### REQUIRED TASK 1
According to the project description below, how many checkpoints will the project have, and what are they?
### REQUIRED TASK 2
Decide whether each statement agrees with the project description below, and give the words from it that settle the matter: (a) Students may work on a project in groups of two. (b) Members of the same group will always receive the same grade. (c) Students must pick one of the listed projects.
### REQUIRED TASK 3
In one to three sentences, explain why the project description below says students will most likely need to write a program with a user interface.

### SUPPLIED PASSAGE
You have a good bit of freedom in choosing your final project. You are expected to implement one (or more) related research papers, or think of some interesting novel ideas and implement them using the techniques discussed in class. Below, we list some possible projects. However, you are welcome to come up with your own ideas - in fact we encourage this.
This project will require programming as well as the manipulation of cameras, light sources, images and/or video. Most likely, you will need to write a program with a user interface (i.e., a demo) so that you can show the results. It is also strongly recommended that you evaluate your system with varying input parameters. A comparion to other work is welcome, but not required. You can use your favoriate programming languages (e.g., Matlab, C, C++, Python, Java, etc.).
You are allowed to work on a project in groups of two. In your submission, please clearly identify the contribution of both group members. Please note that members in the same group will not necessarily get the same grade.
The project is expected to be carried out through the remaining portion of the quarter. There will be three checkpoints: a project proposal, an intermediate milestone report, and a final project report.

### Source data
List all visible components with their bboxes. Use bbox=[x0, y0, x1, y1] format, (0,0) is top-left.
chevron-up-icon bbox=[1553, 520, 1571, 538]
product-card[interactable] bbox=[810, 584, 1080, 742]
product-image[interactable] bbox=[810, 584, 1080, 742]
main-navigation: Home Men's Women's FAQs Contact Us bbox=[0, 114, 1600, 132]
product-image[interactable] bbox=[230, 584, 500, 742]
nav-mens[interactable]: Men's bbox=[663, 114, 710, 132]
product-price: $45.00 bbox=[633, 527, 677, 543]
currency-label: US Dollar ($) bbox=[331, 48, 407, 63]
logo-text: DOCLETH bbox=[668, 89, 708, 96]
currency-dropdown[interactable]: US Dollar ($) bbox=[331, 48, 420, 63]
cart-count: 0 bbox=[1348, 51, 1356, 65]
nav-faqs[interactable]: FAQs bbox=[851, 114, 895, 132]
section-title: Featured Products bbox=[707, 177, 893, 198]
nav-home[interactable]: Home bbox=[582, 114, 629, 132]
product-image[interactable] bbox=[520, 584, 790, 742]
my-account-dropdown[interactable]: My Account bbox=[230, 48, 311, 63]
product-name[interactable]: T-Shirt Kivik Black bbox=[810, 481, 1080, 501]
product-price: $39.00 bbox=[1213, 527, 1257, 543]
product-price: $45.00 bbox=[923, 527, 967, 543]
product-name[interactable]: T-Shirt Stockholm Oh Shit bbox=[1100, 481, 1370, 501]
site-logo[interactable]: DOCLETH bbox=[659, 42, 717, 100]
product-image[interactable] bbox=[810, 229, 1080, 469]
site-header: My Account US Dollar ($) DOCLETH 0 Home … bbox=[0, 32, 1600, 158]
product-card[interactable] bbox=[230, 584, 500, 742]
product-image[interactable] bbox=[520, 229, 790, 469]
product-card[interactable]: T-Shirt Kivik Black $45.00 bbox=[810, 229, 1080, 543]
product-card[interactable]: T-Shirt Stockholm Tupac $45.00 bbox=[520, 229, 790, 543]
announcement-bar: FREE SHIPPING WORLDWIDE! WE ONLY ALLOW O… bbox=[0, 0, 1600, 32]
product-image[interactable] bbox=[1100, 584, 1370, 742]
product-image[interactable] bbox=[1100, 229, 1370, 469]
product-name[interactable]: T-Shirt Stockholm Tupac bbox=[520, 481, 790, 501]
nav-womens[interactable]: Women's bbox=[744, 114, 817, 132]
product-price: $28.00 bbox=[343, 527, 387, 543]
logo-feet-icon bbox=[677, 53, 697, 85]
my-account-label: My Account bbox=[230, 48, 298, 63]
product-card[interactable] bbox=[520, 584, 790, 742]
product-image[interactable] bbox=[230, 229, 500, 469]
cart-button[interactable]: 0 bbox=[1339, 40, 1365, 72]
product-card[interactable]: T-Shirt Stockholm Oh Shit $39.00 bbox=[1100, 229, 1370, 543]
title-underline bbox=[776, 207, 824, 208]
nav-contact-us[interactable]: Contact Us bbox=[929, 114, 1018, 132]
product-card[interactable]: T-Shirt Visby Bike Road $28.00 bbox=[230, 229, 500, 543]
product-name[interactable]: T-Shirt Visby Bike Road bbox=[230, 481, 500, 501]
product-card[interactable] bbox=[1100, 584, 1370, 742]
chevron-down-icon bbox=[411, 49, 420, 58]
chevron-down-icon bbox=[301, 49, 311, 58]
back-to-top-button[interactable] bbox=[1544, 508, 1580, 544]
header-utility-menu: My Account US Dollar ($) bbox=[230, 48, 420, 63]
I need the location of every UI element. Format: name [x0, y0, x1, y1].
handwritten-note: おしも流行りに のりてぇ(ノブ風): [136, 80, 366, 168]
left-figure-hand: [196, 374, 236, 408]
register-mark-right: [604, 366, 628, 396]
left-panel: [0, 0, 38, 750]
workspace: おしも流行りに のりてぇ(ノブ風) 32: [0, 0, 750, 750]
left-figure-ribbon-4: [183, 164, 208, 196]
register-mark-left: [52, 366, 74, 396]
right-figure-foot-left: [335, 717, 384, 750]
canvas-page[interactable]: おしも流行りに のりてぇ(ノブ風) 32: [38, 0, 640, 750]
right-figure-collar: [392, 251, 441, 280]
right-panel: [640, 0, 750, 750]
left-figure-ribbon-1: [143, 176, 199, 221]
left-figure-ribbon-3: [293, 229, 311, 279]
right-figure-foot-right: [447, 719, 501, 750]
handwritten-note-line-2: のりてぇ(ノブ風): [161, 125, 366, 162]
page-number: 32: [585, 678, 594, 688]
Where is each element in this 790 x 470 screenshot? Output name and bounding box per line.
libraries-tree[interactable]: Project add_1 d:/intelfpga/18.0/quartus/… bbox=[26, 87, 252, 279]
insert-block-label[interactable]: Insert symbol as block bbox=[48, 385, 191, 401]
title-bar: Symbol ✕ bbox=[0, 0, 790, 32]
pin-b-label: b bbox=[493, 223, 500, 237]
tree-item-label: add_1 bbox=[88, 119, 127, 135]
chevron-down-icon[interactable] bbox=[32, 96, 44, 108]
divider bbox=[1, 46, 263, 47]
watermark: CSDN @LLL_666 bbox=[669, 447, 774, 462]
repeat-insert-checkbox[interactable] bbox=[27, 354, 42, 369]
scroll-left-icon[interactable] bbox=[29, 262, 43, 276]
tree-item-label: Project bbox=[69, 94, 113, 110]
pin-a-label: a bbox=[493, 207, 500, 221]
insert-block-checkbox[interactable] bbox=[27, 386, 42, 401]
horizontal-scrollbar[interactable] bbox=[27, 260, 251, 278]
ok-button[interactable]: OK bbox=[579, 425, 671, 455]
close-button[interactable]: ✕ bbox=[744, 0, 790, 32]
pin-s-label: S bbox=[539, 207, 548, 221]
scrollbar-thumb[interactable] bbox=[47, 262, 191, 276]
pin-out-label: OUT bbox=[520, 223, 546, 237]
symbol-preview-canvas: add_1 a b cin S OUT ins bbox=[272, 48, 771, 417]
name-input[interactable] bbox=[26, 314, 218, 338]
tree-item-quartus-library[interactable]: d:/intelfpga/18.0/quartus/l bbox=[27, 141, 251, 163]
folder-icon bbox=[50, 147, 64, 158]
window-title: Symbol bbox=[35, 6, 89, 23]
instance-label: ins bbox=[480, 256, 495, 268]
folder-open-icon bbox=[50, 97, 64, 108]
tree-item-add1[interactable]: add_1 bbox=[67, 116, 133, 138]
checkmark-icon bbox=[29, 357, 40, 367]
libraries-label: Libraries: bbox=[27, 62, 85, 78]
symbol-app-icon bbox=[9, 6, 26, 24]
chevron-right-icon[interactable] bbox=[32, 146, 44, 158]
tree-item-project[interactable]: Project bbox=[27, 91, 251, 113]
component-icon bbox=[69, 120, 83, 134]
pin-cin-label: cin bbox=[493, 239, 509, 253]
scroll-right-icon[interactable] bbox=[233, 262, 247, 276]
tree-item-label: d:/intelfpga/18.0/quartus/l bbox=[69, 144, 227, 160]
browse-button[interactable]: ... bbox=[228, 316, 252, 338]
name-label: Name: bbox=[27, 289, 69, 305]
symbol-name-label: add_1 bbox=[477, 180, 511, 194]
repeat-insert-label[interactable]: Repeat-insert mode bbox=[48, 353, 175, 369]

### WRITTEN ANSWER 1
Three: a project proposal, an intermediate milestone report, and a final project report.

### WRITTEN ANSWER 2
(a) Yes: "You are allowed to work on a project in groups of two."
(b) No: "members in the same group will not necessarily get the same grade."
(c) No: "you are welcome to come up with your own ideas - in fact we encourage this."

### WRITTEN ANSWER 3
Students will most likely need a program with a user interface, such as a demo, so that they can show the results of their project.